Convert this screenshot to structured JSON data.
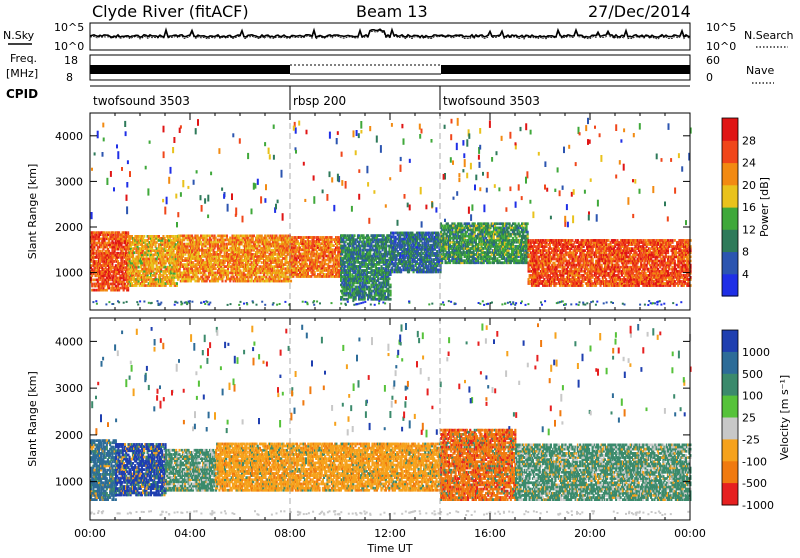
{
  "header": {
    "station": "Clyde River (fitACF)",
    "beam": "Beam 13",
    "date": "27/Dec/2014"
  },
  "noise_panel": {
    "left_label": "N.Sky",
    "left_ticks": [
      "10^5",
      "10^0"
    ],
    "right_ticks": [
      "10^5",
      "10^0"
    ],
    "right_label": "N.Search"
  },
  "freq_panel": {
    "left_label_line1": "Freq.",
    "left_label_line2": "[MHz]",
    "left_ticks": [
      "18",
      "8"
    ],
    "right_ticks": [
      "60",
      "0"
    ],
    "right_label": "Nave"
  },
  "cpid_panel": {
    "label": "CPID",
    "segments": [
      {
        "name": "twofsound 3503",
        "start_hour": 0,
        "end_hour": 8
      },
      {
        "name": "rbsp 200",
        "start_hour": 8,
        "end_hour": 14
      },
      {
        "name": "twofsound 3503",
        "start_hour": 14,
        "end_hour": 24
      }
    ]
  },
  "x_axis": {
    "label": "Time UT",
    "ticks": [
      "00:00",
      "04:00",
      "08:00",
      "12:00",
      "16:00",
      "20:00",
      "00:00"
    ]
  },
  "chart_data": [
    {
      "type": "heatmap",
      "title": "Power",
      "ylabel": "Slant Range [km]",
      "yticks": [
        "1000",
        "2000",
        "3000",
        "4000"
      ],
      "ylim": [
        180,
        4500
      ],
      "xlim_hours": [
        0,
        24
      ],
      "colorbar": {
        "label": "Power [dB]",
        "ticks": [
          "4",
          "8",
          "12",
          "16",
          "20",
          "24",
          "28"
        ],
        "range": [
          0,
          32
        ],
        "colors": [
          "#1f2fe6",
          "#2c55b0",
          "#2e7a5a",
          "#3fa83a",
          "#e9c21c",
          "#f28a12",
          "#f0461a",
          "#e01515"
        ]
      },
      "values": [
        {
          "start_hour": 0.0,
          "end_hour": 1.5,
          "range_km": [
            600,
            1900
          ],
          "level": 26
        },
        {
          "start_hour": 1.5,
          "end_hour": 3.5,
          "range_km": [
            700,
            1800
          ],
          "level": 20
        },
        {
          "start_hour": 3.5,
          "end_hour": 8.0,
          "range_km": [
            800,
            1800
          ],
          "level": 22
        },
        {
          "start_hour": 8.0,
          "end_hour": 10.0,
          "range_km": [
            900,
            1800
          ],
          "level": 24
        },
        {
          "start_hour": 10.0,
          "end_hour": 12.0,
          "range_km": [
            400,
            1800
          ],
          "level": 10
        },
        {
          "start_hour": 12.0,
          "end_hour": 14.0,
          "range_km": [
            1000,
            1900
          ],
          "level": 8
        },
        {
          "start_hour": 14.0,
          "end_hour": 17.5,
          "range_km": [
            1200,
            2100
          ],
          "level": 12
        },
        {
          "start_hour": 17.5,
          "end_hour": 24.0,
          "range_km": [
            700,
            1700
          ],
          "level": 26
        }
      ]
    },
    {
      "type": "heatmap",
      "title": "Velocity",
      "ylabel": "Slant Range [km]",
      "yticks": [
        "1000",
        "2000",
        "3000",
        "4000"
      ],
      "ylim": [
        180,
        4500
      ],
      "xlim_hours": [
        0,
        24
      ],
      "colorbar": {
        "label": "Velocity [m s⁻¹]",
        "ticks": [
          "1000",
          "500",
          "100",
          "25",
          "-25",
          "-100",
          "-500",
          "-1000"
        ],
        "colors": [
          "#1f3fb0",
          "#2d6c98",
          "#3b8a6c",
          "#56c23a",
          "#c8c8c8",
          "#f6a21c",
          "#f07a10",
          "#e62020"
        ]
      },
      "values": [
        {
          "start_hour": 0.0,
          "end_hour": 1.0,
          "range_km": [
            600,
            1900
          ],
          "velocity": 500
        },
        {
          "start_hour": 1.0,
          "end_hour": 3.0,
          "range_km": [
            700,
            1800
          ],
          "velocity": 1000
        },
        {
          "start_hour": 3.0,
          "end_hour": 5.0,
          "range_km": [
            800,
            1700
          ],
          "velocity": 100
        },
        {
          "start_hour": 5.0,
          "end_hour": 14.0,
          "range_km": [
            800,
            1800
          ],
          "velocity": -100
        },
        {
          "start_hour": 14.0,
          "end_hour": 17.0,
          "range_km": [
            600,
            2100
          ],
          "velocity": -500
        },
        {
          "start_hour": 17.0,
          "end_hour": 24.0,
          "range_km": [
            600,
            1800
          ],
          "velocity": 100
        }
      ]
    }
  ]
}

_What this task involves_.
Reproduce the material above in full and without alteration, but skip all pictures.

_Correct result_.
Convert this screenshot to structured JSON data.
{
  "header": {
    "station": "Clyde River (fitACF)",
    "beam": "Beam 13",
    "date": "27/Dec/2014"
  },
  "noise_panel": {
    "left_label": "N.Sky",
    "left_ticks": [
      "10^5",
      "10^0"
    ],
    "right_ticks": [
      "10^5",
      "10^0"
    ],
    "right_label": "N.Search"
  },
  "freq_panel": {
    "left_label_line1": "Freq.",
    "left_label_line2": "[MHz]",
    "left_ticks": [
      "18",
      "8"
    ],
    "right_ticks": [
      "60",
      "0"
    ],
    "right_label": "Nave"
  },
  "cpid_panel": {
    "label": "CPID",
    "segments": [
      {
        "name": "twofsound 3503",
        "start_hour": 0,
        "end_hour": 8
      },
      {
        "name": "rbsp 200",
        "start_hour": 8,
        "end_hour": 14
      },
      {
        "name": "twofsound 3503",
        "start_hour": 14,
        "end_hour": 24
      }
    ]
  },
  "x_axis": {
    "label": "Time UT",
    "ticks": [
      "00:00",
      "04:00",
      "08:00",
      "12:00",
      "16:00",
      "20:00",
      "00:00"
    ]
  },
  "chart_data": [
    {
      "type": "heatmap",
      "title": "Power",
      "ylabel": "Slant Range [km]",
      "yticks": [
        "1000",
        "2000",
        "3000",
        "4000"
      ],
      "ylim": [
        180,
        4500
      ],
      "xlim_hours": [
        0,
        24
      ],
      "colorbar": {
        "label": "Power [dB]",
        "ticks": [
          "4",
          "8",
          "12",
          "16",
          "20",
          "24",
          "28"
        ],
        "range": [
          0,
          32
        ],
        "colors": [
          "#1f2fe6",
          "#2c55b0",
          "#2e7a5a",
          "#3fa83a",
          "#e9c21c",
          "#f28a12",
          "#f0461a",
          "#e01515"
        ]
      },
      "values": [
        {
          "start_hour": 0.0,
          "end_hour": 1.5,
          "range_km": [
            600,
            1900
          ],
          "level": 26
        },
        {
          "start_hour": 1.5,
          "end_hour": 3.5,
          "range_km": [
            700,
            1800
          ],
          "level": 20
        },
        {
          "start_hour": 3.5,
          "end_hour": 8.0,
          "range_km": [
            800,
            1800
          ],
          "level": 22
        },
        {
          "start_hour": 8.0,
          "end_hour": 10.0,
          "range_km": [
            900,
            1800
          ],
          "level": 24
        },
        {
          "start_hour": 10.0,
          "end_hour": 12.0,
          "range_km": [
            400,
            1800
          ],
          "level": 10
        },
        {
          "start_hour": 12.0,
          "end_hour": 14.0,
          "range_km": [
            1000,
            1900
          ],
          "level": 8
        },
        {
          "start_hour": 14.0,
          "end_hour": 17.5,
          "range_km": [
            1200,
            2100
          ],
          "level": 12
        },
        {
          "start_hour": 17.5,
          "end_hour": 24.0,
          "range_km": [
            700,
            1700
          ],
          "level": 26
        }
      ]
    },
    {
      "type": "heatmap",
      "title": "Velocity",
      "ylabel": "Slant Range [km]",
      "yticks": [
        "1000",
        "2000",
        "3000",
        "4000"
      ],
      "ylim": [
        180,
        4500
      ],
      "xlim_hours": [
        0,
        24
      ],
      "colorbar": {
        "label": "Velocity [m s⁻¹]",
        "ticks": [
          "1000",
          "500",
          "100",
          "25",
          "-25",
          "-100",
          "-500",
          "-1000"
        ],
        "colors": [
          "#1f3fb0",
          "#2d6c98",
          "#3b8a6c",
          "#56c23a",
          "#c8c8c8",
          "#f6a21c",
          "#f07a10",
          "#e62020"
        ]
      },
      "values": [
        {
          "start_hour": 0.0,
          "end_hour": 1.0,
          "range_km": [
            600,
            1900
          ],
          "velocity": 500
        },
        {
          "start_hour": 1.0,
          "end_hour": 3.0,
          "range_km": [
            700,
            1800
          ],
          "velocity": 1000
        },
        {
          "start_hour": 3.0,
          "end_hour": 5.0,
          "range_km": [
            800,
            1700
          ],
          "velocity": 100
        },
        {
          "start_hour": 5.0,
          "end_hour": 14.0,
          "range_km": [
            800,
            1800
          ],
          "velocity": -100
        },
        {
          "start_hour": 14.0,
          "end_hour": 17.0,
          "range_km": [
            600,
            2100
          ],
          "velocity": -500
        },
        {
          "start_hour": 17.0,
          "end_hour": 24.0,
          "range_km": [
            600,
            1800
          ],
          "velocity": 100
        }
      ]
    }
  ]
}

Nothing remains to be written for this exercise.